• [Exercise task]
Report every line below that holds the word "excluding".
——
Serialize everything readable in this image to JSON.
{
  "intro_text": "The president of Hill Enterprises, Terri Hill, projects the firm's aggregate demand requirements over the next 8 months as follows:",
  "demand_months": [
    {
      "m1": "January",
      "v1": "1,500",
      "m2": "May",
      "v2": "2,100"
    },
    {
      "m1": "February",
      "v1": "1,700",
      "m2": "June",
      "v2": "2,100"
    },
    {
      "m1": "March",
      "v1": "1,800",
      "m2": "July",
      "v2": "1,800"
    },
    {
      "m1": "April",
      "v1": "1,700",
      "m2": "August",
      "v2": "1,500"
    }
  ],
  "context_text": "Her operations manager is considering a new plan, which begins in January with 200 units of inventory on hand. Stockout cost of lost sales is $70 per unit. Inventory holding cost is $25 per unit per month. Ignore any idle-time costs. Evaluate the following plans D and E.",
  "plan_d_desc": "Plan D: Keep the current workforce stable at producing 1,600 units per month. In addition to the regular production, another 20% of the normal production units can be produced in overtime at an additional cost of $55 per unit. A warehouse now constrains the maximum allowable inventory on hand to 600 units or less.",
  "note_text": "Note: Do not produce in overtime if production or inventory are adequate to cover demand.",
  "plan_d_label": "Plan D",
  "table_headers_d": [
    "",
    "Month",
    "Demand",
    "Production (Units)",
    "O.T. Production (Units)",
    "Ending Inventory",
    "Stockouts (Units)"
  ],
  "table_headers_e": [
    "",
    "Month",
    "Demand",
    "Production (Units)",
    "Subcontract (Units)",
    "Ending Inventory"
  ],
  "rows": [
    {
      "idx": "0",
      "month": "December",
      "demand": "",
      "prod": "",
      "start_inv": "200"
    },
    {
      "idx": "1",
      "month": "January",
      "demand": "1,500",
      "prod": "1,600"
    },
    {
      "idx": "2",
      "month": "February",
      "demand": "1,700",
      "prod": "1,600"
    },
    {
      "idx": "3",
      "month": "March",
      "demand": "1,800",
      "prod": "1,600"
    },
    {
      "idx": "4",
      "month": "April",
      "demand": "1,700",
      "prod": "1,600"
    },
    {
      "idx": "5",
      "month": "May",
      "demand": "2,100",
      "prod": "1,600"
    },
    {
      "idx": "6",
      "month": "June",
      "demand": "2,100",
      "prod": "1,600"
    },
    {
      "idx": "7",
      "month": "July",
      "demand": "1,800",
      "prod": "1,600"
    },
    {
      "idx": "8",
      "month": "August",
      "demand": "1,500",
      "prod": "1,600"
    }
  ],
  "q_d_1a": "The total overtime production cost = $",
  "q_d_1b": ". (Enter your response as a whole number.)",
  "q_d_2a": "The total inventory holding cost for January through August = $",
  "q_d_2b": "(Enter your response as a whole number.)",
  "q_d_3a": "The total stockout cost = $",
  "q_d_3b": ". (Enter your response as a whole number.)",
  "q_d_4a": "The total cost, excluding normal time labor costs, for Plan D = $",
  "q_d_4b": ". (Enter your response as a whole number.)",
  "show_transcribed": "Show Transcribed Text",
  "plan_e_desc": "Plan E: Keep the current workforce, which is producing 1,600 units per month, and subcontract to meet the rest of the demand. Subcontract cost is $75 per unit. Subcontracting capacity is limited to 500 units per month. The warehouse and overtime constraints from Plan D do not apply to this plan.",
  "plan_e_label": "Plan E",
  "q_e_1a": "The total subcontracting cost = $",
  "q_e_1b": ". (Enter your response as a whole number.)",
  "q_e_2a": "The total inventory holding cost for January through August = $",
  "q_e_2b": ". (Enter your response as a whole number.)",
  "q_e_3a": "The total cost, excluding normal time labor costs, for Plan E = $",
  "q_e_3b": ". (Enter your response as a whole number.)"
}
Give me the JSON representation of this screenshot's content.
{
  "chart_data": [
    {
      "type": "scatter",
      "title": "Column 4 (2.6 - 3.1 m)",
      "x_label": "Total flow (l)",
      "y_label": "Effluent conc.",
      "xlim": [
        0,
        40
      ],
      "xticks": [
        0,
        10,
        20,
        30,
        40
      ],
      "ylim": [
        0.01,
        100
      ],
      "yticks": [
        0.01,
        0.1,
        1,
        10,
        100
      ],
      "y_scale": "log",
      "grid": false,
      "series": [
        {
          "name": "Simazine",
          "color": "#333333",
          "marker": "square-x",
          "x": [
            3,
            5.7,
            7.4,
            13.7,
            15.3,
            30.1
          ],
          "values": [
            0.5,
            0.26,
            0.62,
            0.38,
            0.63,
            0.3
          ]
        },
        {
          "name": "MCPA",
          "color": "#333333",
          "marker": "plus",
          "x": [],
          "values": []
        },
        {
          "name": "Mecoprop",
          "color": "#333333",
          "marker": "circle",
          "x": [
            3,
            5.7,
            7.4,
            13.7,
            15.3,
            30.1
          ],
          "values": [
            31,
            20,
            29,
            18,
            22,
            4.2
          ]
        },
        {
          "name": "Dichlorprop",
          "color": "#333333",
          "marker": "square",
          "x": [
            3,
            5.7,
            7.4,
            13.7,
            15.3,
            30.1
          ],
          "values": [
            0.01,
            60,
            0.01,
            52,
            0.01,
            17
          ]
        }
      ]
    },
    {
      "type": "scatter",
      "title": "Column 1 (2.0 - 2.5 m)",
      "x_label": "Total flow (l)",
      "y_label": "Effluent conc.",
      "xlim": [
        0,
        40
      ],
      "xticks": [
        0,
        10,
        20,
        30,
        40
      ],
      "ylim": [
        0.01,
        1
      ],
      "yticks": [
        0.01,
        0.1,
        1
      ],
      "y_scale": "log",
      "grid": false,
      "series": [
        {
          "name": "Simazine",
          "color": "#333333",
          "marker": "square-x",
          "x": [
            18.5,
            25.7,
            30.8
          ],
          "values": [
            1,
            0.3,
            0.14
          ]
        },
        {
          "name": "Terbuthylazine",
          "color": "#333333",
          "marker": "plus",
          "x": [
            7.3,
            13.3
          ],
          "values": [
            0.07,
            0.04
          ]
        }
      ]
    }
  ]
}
——
• [Output for this exercise]
  "q_d_4a": "The total cost, excluding normal time labor costs, for Plan D = $",
  "q_e_3a": "The total cost, excluding normal time labor costs, for Plan E = $",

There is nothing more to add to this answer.